##### TEXT EXCERPT #####
I don't know how else to say it - amazing - simply amazing.
Keep writing, it would be a great loss if you didn't. You are by far the best writer on Literotica.
You for sure have an amazing, beautiful talent and you've used it well.
This is one of the most epic things I've ever read.
P.S. I didn't figure out the whole "IMU" thing until the end. Very clever and sneaky at the same time. :)
This might be the best story I've read on here. The sex was amazing, and the romance was so touching. Honestly, I don't think it would have been as powerful if it wasn't about the forbidden love of the siblings. Damn, you can write...
love this story u are a great writer
not like most lit. story with too much sex and no story to it. please continue it many reader are waiting for the sequel
i thought IMU mean I'll marry u
I figured out the 'IMU' thing between its first and second appearance. Just a consequence of my habit of trying to see the world sideways, I guess.
Beyond that, I enjoyed the 'chase', but could have done with it being much, much, longer. Interesting variation, she chases him until she catches him. I liked that.
Keep writing... :)
i thought it meant 'ill make you...' like when she made him breakfast or 'i missed you'
It's actually the first time I have ever rated or commented a story here on literotica and I've been reading here for a while now. It's the most touching and yet still the most "exciting" story I ever have read here.
Please go on writing such beautiful stories.
(I hope my english was readable or at least understandable)
A german fan says "Vielen Dank!"
I am profoundly surprised at how good a read I happened on in Literotica tonight. It is not my belief that Literotica is filled with bad writers; it is filled with the aspiring, the inexperienced improving their works over time. I can hardly think of a better place for such aspiring writers of erotic content to publish their stories. Thus a great amount of sifting is often required to find a story or series that is not only arousing, but fulfilling in imagination and the magic of listening to, seeing, or reading a good story. I am very happy to have felt that same magic and arousal with your piece, PacoFear. Which is exactly what you promised to deliver in the beginning. Thank you. As a would be aspiring writer that has not yet dipped my metaphorical pen in erotic ink, I may in the future ask your advise or critique. Again, thank you. I will remember this story.
Sincerely,
Mr. Anonymous
I didn't figure it out until you said it on the IMU but I'm not a smart female; or one so they've gotten most beat then. Like when she tells him I love you for example and his comment is okay okay you win you win ... typical guy thing maybe so most might not get the IMU meaning at first.
Excellent store I enjoyed it immensely.
I thought imu meant i'll masterbate you, because of the first part of the story when she said
"Yeah 'sort yourself out' huh?" she snickered, "Okay, but don't overdo it and damage yourself permanently, okay? Someday you may actually find a girl who's willing to touch that thing for you."
##### SOURCE INFORMATION #####
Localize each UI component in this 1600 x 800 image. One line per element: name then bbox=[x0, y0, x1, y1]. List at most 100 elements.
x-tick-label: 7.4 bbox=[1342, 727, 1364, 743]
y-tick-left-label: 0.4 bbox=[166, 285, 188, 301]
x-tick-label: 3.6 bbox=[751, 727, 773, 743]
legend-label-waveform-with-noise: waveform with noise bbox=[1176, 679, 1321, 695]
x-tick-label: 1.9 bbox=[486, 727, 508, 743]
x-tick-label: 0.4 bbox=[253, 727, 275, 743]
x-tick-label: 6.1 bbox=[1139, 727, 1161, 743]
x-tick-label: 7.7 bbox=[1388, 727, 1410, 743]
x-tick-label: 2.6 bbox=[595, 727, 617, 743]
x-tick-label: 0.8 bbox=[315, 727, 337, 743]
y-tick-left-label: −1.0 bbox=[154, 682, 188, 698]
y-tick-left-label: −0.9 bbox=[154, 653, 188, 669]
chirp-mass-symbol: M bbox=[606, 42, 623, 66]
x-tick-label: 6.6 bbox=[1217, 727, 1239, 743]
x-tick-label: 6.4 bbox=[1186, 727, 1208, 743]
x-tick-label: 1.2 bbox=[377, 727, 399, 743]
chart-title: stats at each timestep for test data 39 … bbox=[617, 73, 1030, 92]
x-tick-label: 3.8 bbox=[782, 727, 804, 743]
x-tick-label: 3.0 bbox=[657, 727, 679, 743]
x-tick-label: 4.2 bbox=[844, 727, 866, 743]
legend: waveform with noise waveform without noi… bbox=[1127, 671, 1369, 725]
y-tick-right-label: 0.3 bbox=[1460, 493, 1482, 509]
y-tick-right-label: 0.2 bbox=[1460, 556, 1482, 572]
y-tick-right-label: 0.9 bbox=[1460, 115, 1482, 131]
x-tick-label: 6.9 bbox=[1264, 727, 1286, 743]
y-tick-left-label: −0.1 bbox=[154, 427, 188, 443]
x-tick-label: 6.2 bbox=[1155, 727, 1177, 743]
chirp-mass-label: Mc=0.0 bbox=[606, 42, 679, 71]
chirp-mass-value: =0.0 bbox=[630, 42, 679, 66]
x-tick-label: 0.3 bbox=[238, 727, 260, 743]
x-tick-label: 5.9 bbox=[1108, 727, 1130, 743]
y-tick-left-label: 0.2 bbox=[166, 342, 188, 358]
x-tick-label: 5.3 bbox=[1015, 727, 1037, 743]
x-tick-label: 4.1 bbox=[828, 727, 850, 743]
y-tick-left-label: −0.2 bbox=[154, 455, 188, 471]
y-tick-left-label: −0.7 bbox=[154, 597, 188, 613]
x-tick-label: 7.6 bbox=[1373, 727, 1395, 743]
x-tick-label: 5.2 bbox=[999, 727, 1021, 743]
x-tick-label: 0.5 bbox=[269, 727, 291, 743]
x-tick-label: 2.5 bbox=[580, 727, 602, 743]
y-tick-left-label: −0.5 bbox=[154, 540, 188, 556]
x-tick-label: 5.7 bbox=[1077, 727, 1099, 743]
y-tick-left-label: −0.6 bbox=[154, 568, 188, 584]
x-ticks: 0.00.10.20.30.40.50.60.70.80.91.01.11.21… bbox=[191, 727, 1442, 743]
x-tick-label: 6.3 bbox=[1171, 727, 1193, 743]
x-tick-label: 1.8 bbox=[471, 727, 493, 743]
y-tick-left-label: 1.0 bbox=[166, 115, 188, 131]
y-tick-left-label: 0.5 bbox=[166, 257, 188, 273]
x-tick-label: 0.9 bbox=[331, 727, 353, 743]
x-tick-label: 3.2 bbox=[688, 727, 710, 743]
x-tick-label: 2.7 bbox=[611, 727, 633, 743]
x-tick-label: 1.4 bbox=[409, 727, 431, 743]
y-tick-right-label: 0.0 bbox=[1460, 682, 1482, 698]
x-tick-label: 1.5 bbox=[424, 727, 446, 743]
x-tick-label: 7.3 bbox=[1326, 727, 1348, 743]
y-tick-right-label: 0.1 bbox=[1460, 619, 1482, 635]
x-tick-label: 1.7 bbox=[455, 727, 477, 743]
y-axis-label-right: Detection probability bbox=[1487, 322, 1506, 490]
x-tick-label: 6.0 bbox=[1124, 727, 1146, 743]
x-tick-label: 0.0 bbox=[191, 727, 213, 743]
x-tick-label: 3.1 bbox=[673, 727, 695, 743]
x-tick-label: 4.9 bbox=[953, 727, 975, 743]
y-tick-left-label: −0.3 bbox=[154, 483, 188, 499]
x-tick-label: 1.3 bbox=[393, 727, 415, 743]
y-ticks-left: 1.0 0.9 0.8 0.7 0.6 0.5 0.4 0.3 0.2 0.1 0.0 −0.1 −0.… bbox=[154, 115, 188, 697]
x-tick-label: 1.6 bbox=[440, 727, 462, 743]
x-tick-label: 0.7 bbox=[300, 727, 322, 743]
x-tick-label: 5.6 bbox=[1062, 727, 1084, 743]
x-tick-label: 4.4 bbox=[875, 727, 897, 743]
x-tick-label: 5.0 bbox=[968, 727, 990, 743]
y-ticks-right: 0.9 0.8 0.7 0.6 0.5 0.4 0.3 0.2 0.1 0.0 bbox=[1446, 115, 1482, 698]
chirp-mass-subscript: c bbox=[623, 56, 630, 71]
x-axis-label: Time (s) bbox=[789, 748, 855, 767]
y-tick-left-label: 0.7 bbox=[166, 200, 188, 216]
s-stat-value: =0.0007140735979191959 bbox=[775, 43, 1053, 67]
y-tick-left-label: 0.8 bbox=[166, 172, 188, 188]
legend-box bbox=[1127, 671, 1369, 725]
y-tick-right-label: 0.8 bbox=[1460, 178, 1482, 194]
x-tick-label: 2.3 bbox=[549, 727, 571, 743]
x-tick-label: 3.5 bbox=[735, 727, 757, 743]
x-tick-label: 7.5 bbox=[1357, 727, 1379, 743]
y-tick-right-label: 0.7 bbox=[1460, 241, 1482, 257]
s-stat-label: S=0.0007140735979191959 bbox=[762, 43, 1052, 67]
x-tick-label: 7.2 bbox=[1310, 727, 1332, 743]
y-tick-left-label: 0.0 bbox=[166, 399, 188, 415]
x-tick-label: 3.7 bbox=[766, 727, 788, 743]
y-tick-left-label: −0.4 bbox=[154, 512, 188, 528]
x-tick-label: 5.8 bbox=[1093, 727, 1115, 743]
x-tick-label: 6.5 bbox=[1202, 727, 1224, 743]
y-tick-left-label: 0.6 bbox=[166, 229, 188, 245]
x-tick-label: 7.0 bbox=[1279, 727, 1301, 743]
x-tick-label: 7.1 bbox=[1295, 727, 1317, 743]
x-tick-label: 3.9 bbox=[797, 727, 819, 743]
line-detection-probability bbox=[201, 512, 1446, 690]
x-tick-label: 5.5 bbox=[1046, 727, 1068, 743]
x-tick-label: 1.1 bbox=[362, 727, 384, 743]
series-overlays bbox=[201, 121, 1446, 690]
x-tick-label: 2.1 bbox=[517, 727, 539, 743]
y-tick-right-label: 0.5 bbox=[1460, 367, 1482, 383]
#####
## ACTIONS TO TAKE
**1)** Answer these questions from the reader comments:
(a) What does the German fan say, in German?
(b) Which writer does Mr. Anonymous address by name?
(c) In the comment that calls the chase an "interesting variation," how does the commenter describe that variation?
**2)** Please repeat the reader comments from "This is one" to "you can write..." word for word.

## LIST OF ANSWERS
**1)**
(a) "Vielen Dank!"
(b) PacoFear
(c) She chases him until she catches him.

**2)**
This is one of the most epic things I've ever read.
P.S. I didn't figure out the whole "IMU" thing until the end. Very clever and sneaky at the same time. :)
This might be the best story I've read on here. The sex was amazing, and the romance was so touching. Honestly, I don't think it would have been as powerful if it wasn't about the forbidden love of the siblings. Damn, you can write...